- **CHALLENGE**: Go through the material below and count the lines with the string "trois"; the number is the whole answer.

- **SUPPLIED ENTRIES**:
++++++++++

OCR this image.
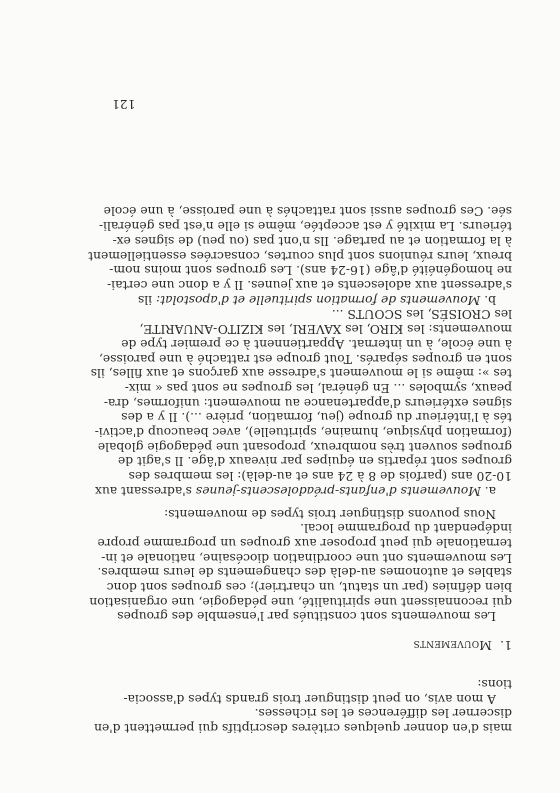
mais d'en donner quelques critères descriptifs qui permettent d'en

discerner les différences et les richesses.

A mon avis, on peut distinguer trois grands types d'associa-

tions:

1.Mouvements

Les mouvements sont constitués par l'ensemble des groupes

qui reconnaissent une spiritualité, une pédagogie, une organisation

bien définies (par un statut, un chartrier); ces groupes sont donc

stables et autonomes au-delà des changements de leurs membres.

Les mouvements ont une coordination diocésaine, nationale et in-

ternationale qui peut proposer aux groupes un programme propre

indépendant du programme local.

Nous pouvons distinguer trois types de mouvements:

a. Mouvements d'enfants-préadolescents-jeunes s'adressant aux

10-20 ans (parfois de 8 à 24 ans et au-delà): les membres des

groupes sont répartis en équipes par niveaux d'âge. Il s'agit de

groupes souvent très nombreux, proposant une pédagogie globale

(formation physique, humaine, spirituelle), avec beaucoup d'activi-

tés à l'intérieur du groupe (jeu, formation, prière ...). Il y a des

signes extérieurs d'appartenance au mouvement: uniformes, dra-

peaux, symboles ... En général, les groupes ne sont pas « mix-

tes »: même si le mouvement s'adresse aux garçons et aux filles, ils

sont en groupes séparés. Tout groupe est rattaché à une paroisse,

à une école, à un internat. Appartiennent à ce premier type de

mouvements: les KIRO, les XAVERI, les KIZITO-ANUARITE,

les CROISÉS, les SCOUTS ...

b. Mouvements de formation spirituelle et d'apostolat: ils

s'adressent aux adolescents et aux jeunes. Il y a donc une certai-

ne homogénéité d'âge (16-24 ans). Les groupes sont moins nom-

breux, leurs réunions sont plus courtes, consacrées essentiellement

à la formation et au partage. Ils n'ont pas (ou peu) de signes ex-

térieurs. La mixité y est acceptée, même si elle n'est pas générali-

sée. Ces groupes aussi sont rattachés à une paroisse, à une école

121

++++++++++

- **ANSWER TO THE PROBLEM**: 2